# DESAFIO A
Resuma em duas frases o texto sobre o Natal e o Réveillon no Brasil.

# TRECHO DO TEXTO
****************************************

O Pai Natal pode ser português, mas o Ano Novo é brasileiro
As tradições natalinas caem com alguma dificuldade no verão do Brasil, mas os costumes do Réveillon parecem ter sido feitos para o trópico.
O primeiro sinal de que ele estava chegando foi de fumaça. De cara, fiquei um pouco preocupada: será que havia algum incêndio? Mas ninguém parecia preocupado e, ao chegar mais perto, entendi a razão. A fumaça vinha do carrinho de castanhas — que, no Brasil, adjetivamos (corretamente, pelo visto) como “portuguesas”. Foi assim que me dei conta de que logo mais seria Natal e que, pela segunda vez na minha vida, ele viria com o frio.
Cá as pessoas não devem se dar conta, mas a geografia nos mostra o óbvio: no Brasil (e em todo o Hemisfério Sul), o Natal cai em pleno verão. O que não é tão óbvio é como conseguimos conciliar um Papai Noel de roupas de veludo vermelhas com uma temperatura que pode chegar aos 40 graus. Alguém pode dizer que é simples: afinal, Pai Natal, como dizem aqui, é um personagem fictício, não passa calor. Mais difícil, porém, é explicar o peru, a rabanada e outras comidas capazes de sustentar um urso em hibernação sob um calor escaldante.
Há quem tente escapar. Uns anos atrás, um centro comercial carioca colocou o simpático e rotundo velhinho sobre uma bicicleta, de bermuda e regata (será que aqui se chama camisola sem mangas?). Foi até uma tentativa simpática, mas resultou, convenhamos, em uma reafirmação estética do veludo vermelho. Até porque, de resto, o bom velhinho não conseguiu se livrar do gorro nada adequado ao clima tropical.
Nas ceias, algumas famílias evitam o peru apenas para cair no pernil com farofa, no leitão à pururuca, no tender ou no bacalhau — esta talvez a opção mais leve até aqui. Outros tropicalizam a rabanada com uma bola de sorvete. No limite, há quem sirva uma bandeja exuberante de frutas — para descobrir que todo mundo está mesmo à espera do pavê (e do tio que fará a piada infame do “é pavê ou pacumê?” de todos os anos).
Neste domingo, 25, após uma ceia europeia, acho que posso dizer com segurança que o Natal não é coisa nossa. Para além do menu, é muito mais agradável estar numa sala cheia de pessoas quando lá fora faz 9 graus. Nessa tradição, vocês vencem de longe. Mas, no próximo domingo, 1° de janeiro, algo me diz que estarei com uma imensa saudade do Brasil e, especialmente, do Rio.
Se a estética do Natal é glacial, a imagem do Réveillon, ao menos para mim, é tropical.

****************************************

# DADOS FORNECIDOS
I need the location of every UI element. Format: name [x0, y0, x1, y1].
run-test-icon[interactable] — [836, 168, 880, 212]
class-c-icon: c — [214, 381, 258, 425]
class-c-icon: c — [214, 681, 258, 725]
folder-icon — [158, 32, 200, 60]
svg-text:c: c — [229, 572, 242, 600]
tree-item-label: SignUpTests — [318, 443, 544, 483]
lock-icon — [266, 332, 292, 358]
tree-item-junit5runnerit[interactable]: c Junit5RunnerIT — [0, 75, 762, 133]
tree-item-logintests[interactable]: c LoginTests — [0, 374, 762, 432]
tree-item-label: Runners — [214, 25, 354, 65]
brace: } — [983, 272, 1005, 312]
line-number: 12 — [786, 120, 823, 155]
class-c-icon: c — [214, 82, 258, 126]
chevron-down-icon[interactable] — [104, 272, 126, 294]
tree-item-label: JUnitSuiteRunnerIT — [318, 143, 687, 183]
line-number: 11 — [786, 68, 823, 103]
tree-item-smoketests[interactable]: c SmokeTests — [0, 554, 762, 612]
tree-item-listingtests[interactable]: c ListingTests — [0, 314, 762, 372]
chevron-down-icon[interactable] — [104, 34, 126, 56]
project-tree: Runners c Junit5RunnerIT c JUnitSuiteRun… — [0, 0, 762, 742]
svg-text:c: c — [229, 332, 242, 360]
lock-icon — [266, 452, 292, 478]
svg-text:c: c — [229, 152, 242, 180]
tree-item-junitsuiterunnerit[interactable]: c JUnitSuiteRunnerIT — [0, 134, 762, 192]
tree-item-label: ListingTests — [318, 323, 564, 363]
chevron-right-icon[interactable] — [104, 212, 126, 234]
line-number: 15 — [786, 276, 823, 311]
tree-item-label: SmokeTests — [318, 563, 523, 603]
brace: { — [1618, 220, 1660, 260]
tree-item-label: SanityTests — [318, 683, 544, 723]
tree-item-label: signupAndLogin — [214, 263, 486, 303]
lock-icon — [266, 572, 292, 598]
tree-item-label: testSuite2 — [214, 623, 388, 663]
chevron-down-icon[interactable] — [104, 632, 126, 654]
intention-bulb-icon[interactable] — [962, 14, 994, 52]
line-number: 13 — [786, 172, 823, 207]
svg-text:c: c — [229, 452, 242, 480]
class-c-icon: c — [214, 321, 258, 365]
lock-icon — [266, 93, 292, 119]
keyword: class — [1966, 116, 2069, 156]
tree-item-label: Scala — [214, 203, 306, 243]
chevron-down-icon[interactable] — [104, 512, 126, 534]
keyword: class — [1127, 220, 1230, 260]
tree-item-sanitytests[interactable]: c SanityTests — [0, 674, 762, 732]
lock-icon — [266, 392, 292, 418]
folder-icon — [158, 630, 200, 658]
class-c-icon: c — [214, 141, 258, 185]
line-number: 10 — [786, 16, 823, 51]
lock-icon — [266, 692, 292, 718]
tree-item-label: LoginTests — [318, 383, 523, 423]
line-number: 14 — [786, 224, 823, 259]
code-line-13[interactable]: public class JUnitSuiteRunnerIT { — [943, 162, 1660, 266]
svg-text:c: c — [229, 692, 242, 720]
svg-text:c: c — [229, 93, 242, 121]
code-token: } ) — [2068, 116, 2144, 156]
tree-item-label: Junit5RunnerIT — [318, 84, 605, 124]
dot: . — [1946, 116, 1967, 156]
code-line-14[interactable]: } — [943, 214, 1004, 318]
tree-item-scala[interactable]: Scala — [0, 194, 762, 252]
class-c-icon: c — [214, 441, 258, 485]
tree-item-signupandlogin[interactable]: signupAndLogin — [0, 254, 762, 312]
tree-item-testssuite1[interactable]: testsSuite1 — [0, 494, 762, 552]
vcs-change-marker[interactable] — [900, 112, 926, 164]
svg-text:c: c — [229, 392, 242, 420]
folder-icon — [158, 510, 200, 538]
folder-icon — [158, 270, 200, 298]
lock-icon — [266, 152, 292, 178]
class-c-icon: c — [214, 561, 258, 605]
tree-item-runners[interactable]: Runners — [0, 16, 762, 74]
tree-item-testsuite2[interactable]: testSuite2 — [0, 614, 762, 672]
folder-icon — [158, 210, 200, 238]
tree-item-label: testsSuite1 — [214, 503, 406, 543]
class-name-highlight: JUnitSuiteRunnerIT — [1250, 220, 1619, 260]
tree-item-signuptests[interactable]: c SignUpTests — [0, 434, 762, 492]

****************************************

# DESAFIO B
Altere as linhas dos dados fornecidos, do início até a linha que contém "line-number: 12 — [786, 120, 823, 155]", inclusive, substituindo "class-c-icon" por "class-icon" e mantendo todo o resto igual.

# RESULTADO ESPERADO A
No Brasil, o Natal cai em pleno verão, e é difícil conciliar o Papai Noel de veludo vermelho, o peru e a rabanada com temperaturas que podem chegar aos 40 graus. Depois de uma ceia europeia, quem escreve conclui que o Natal não é coisa brasileira, mas que a imagem do Réveillon é tropical.

# RESULTADO ESPERADO B
I need the location of every UI element. Format: name [x0, y0, x1, y1].
run-test-icon[interactable] — [836, 168, 880, 212]
class-icon: c — [214, 381, 258, 425]
class-icon: c — [214, 681, 258, 725]
folder-icon — [158, 32, 200, 60]
svg-text:c: c — [229, 572, 242, 600]
tree-item-label: SignUpTests — [318, 443, 544, 483]
lock-icon — [266, 332, 292, 358]
tree-item-junit5runnerit[interactable]: c Junit5RunnerIT — [0, 75, 762, 133]
tree-item-logintests[interactable]: c LoginTests — [0, 374, 762, 432]
tree-item-label: Runners — [214, 25, 354, 65]
brace: } — [983, 272, 1005, 312]
line-number: 12 — [786, 120, 823, 155]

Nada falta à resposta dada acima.